> _Provided data_:

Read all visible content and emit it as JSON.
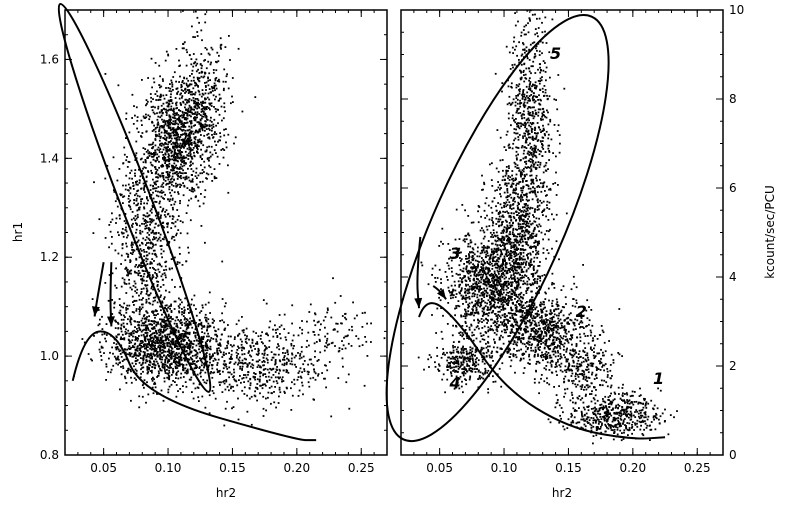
{
  "chart_data": [
    {
      "type": "scatter",
      "title": "",
      "xlabel": "hr2",
      "ylabel": "hr1",
      "xlim": [
        0.02,
        0.27
      ],
      "ylim": [
        0.8,
        1.7
      ],
      "x_ticks": [
        "0.05",
        "0.10",
        "0.15",
        "0.20",
        "0.25"
      ],
      "y_ticks": [
        "0.8",
        "1.0",
        "1.2",
        "1.4",
        "1.6"
      ],
      "grid": false,
      "point_color": "#000000",
      "point_clusters": [
        {
          "x_center": 0.105,
          "y_center": 1.43,
          "x_spread": 0.012,
          "y_spread": 0.06,
          "count": 900
        },
        {
          "x_center": 0.125,
          "y_center": 1.5,
          "x_spread": 0.012,
          "y_spread": 0.07,
          "count": 500
        },
        {
          "x_center": 0.082,
          "y_center": 1.22,
          "x_spread": 0.013,
          "y_spread": 0.11,
          "count": 800
        },
        {
          "x_center": 0.1,
          "y_center": 1.02,
          "x_spread": 0.022,
          "y_spread": 0.04,
          "count": 1300
        },
        {
          "x_center": 0.17,
          "y_center": 0.98,
          "x_spread": 0.025,
          "y_spread": 0.04,
          "count": 500
        },
        {
          "x_center": 0.22,
          "y_center": 1.05,
          "x_spread": 0.022,
          "y_spread": 0.03,
          "count": 120
        }
      ],
      "annotations": [
        {
          "kind": "ellipse",
          "cx": 0.074,
          "cy": 1.32,
          "rx": 0.012,
          "ry": 0.42,
          "rotation_deg": -21
        },
        {
          "kind": "curve",
          "points": [
            [
              0.026,
              0.95
            ],
            [
              0.035,
              1.05
            ],
            [
              0.06,
              1.05
            ],
            [
              0.08,
              0.92
            ],
            [
              0.2,
              0.83
            ],
            [
              0.215,
              0.83
            ]
          ]
        },
        {
          "kind": "arrow",
          "points": [
            [
              0.05,
              1.19
            ],
            [
              0.044,
              1.1
            ],
            [
              0.043,
              1.08
            ]
          ]
        },
        {
          "kind": "arrow",
          "points": [
            [
              0.056,
              1.19
            ],
            [
              0.055,
              1.12
            ],
            [
              0.056,
              1.06
            ]
          ]
        }
      ]
    },
    {
      "type": "scatter",
      "title": "",
      "xlabel": "hr2",
      "ylabel": "kcount/sec/PCU",
      "xlim": [
        0.02,
        0.27
      ],
      "ylim": [
        0,
        10
      ],
      "x_ticks": [
        "0.05",
        "0.10",
        "0.15",
        "0.20",
        "0.25"
      ],
      "y_ticks": [
        "0",
        "2",
        "4",
        "6",
        "8",
        "10"
      ],
      "grid": false,
      "point_color": "#000000",
      "point_clusters": [
        {
          "x_center": 0.12,
          "y_center": 7.5,
          "x_spread": 0.009,
          "y_spread": 1.2,
          "count": 700
        },
        {
          "x_center": 0.11,
          "y_center": 5.0,
          "x_spread": 0.012,
          "y_spread": 0.8,
          "count": 700
        },
        {
          "x_center": 0.09,
          "y_center": 3.8,
          "x_spread": 0.018,
          "y_spread": 0.6,
          "count": 1200
        },
        {
          "x_center": 0.13,
          "y_center": 2.8,
          "x_spread": 0.018,
          "y_spread": 0.4,
          "count": 700
        },
        {
          "x_center": 0.07,
          "y_center": 2.1,
          "x_spread": 0.012,
          "y_spread": 0.25,
          "count": 300
        },
        {
          "x_center": 0.185,
          "y_center": 0.9,
          "x_spread": 0.018,
          "y_spread": 0.25,
          "count": 500
        },
        {
          "x_center": 0.16,
          "y_center": 1.9,
          "x_spread": 0.015,
          "y_spread": 0.3,
          "count": 250
        }
      ],
      "annotations": [
        {
          "kind": "ellipse",
          "cx": 0.095,
          "cy": 5.1,
          "rx": 0.05,
          "ry": 5.2,
          "rotation_deg": 24
        },
        {
          "kind": "curve",
          "points": [
            [
              0.034,
              3.1
            ],
            [
              0.04,
              3.6
            ],
            [
              0.065,
              3.0
            ],
            [
              0.1,
              1.5
            ],
            [
              0.15,
              0.6
            ],
            [
              0.2,
              0.35
            ],
            [
              0.225,
              0.4
            ]
          ]
        },
        {
          "kind": "arrow",
          "points": [
            [
              0.045,
              3.8
            ],
            [
              0.05,
              3.7
            ],
            [
              0.055,
              3.5
            ]
          ]
        },
        {
          "kind": "arrow",
          "points": [
            [
              0.035,
              4.9
            ],
            [
              0.032,
              4.0
            ],
            [
              0.034,
              3.3
            ]
          ]
        }
      ],
      "region_labels": [
        {
          "text": "1",
          "x": 0.22,
          "y": 1.6
        },
        {
          "text": "2",
          "x": 0.16,
          "y": 3.1
        },
        {
          "text": "3",
          "x": 0.062,
          "y": 4.4
        },
        {
          "text": "4",
          "x": 0.062,
          "y": 1.5
        },
        {
          "text": "5",
          "x": 0.14,
          "y": 8.9
        }
      ]
    }
  ]
}
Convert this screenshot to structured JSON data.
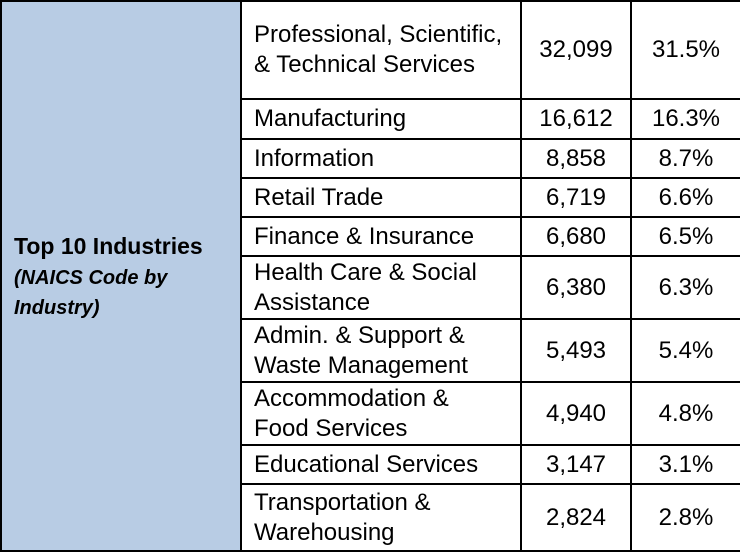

> _Written request_:
Return the whole listing, word for word, and leave out every picture.

> _Answer below_:
Read all visible content and emit it as JSON.
{
  "chart_data": [
    {
      "type": "scatter",
      "title": "",
      "xlabel": "hr2",
      "ylabel": "hr1",
      "xlim": [
        0.02,
        0.27
      ],
      "ylim": [
        0.8,
        1.7
      ],
      "x_ticks": [
        "0.05",
        "0.10",
        "0.15",
        "0.20",
        "0.25"
      ],
      "y_ticks": [
        "0.8",
        "1.0",
        "1.2",
        "1.4",
        "1.6"
      ],
      "grid": false,
      "point_color": "#000000",
      "point_clusters": [
        {
          "x_center": 0.105,
          "y_center": 1.43,
          "x_spread": 0.012,
          "y_spread": 0.06,
          "count": 900
        },
        {
          "x_center": 0.125,
          "y_center": 1.5,
          "x_spread": 0.012,
          "y_spread": 0.07,
          "count": 500
        },
        {
          "x_center": 0.082,
          "y_center": 1.22,
          "x_spread": 0.013,
          "y_spread": 0.11,
          "count": 800
        },
        {
          "x_center": 0.1,
          "y_center": 1.02,
          "x_spread": 0.022,
          "y_spread": 0.04,
          "count": 1300
        },
        {
          "x_center": 0.17,
          "y_center": 0.98,
          "x_spread": 0.025,
          "y_spread": 0.04,
          "count": 500
        },
        {
          "x_center": 0.22,
          "y_center": 1.05,
          "x_spread": 0.022,
          "y_spread": 0.03,
          "count": 120
        }
      ],
      "annotations": [
        {
          "kind": "ellipse",
          "cx": 0.074,
          "cy": 1.32,
          "rx": 0.012,
          "ry": 0.42,
          "rotation_deg": -21
        },
        {
          "kind": "curve",
          "points": [
            [
              0.026,
              0.95
            ],
            [
              0.035,
              1.05
            ],
            [
              0.06,
              1.05
            ],
            [
              0.08,
              0.92
            ],
            [
              0.2,
              0.83
            ],
            [
              0.215,
              0.83
            ]
          ]
        },
        {
          "kind": "arrow",
          "points": [
            [
              0.05,
              1.19
            ],
            [
              0.044,
              1.1
            ],
            [
              0.043,
              1.08
            ]
          ]
        },
        {
          "kind": "arrow",
          "points": [
            [
              0.056,
              1.19
            ],
            [
              0.055,
              1.12
            ],
            [
              0.056,
              1.06
            ]
          ]
        }
      ]
    },
    {
      "type": "scatter",
      "title": "",
      "xlabel": "hr2",
      "ylabel": "kcount/sec/PCU",
      "xlim": [
        0.02,
        0.27
      ],
      "ylim": [
        0,
        10
      ],
      "x_ticks": [
        "0.05",
        "0.10",
        "0.15",
        "0.20",
        "0.25"
      ],
      "y_ticks": [
        "0",
        "2",
        "4",
        "6",
        "8",
        "10"
      ],
      "grid": false,
      "point_color": "#000000",
      "point_clusters": [
        {
          "x_center": 0.12,
          "y_center": 7.5,
          "x_spread": 0.009,
          "y_spread": 1.2,
          "count": 700
        },
        {
          "x_center": 0.11,
          "y_center": 5.0,
          "x_spread": 0.012,
          "y_spread": 0.8,
          "count": 700
        },
        {
          "x_center": 0.09,
          "y_center": 3.8,
          "x_spread": 0.018,
          "y_spread": 0.6,
          "count": 1200
        },
        {
          "x_center": 0.13,
          "y_center": 2.8,
          "x_spread": 0.018,
          "y_spread": 0.4,
          "count": 700
        },
        {
          "x_center": 0.07,
          "y_center": 2.1,
          "x_spread": 0.012,
          "y_spread": 0.25,
          "count": 300
        },
        {
          "x_center": 0.185,
          "y_center": 0.9,
          "x_spread": 0.018,
          "y_spread": 0.25,
          "count": 500
        },
        {
          "x_center": 0.16,
          "y_center": 1.9,
          "x_spread": 0.015,
          "y_spread": 0.3,
          "count": 250
        }
      ],
      "annotations": [
        {
          "kind": "ellipse",
          "cx": 0.095,
          "cy": 5.1,
          "rx": 0.05,
          "ry": 5.2,
          "rotation_deg": 24
        },
        {
          "kind": "curve",
          "points": [
            [
              0.034,
              3.1
            ],
            [
              0.04,
              3.6
            ],
            [
              0.065,
              3.0
            ],
            [
              0.1,
              1.5
            ],
            [
              0.15,
              0.6
            ],
            [
              0.2,
              0.35
            ],
            [
              0.225,
              0.4
            ]
          ]
        },
        {
          "kind": "arrow",
          "points": [
            [
              0.045,
              3.8
            ],
            [
              0.05,
              3.7
            ],
            [
              0.055,
              3.5
            ]
          ]
        },
        {
          "kind": "arrow",
          "points": [
            [
              0.035,
              4.9
            ],
            [
              0.032,
              4.0
            ],
            [
              0.034,
              3.3
            ]
          ]
        }
      ],
      "region_labels": [
        {
          "text": "1",
          "x": 0.22,
          "y": 1.6
        },
        {
          "text": "2",
          "x": 0.16,
          "y": 3.1
        },
        {
          "text": "3",
          "x": 0.062,
          "y": 4.4
        },
        {
          "text": "4",
          "x": 0.062,
          "y": 1.5
        },
        {
          "text": "5",
          "x": 0.14,
          "y": 8.9
        }
      ]
    }
  ]
}
Convert this screenshot to structured JSON data.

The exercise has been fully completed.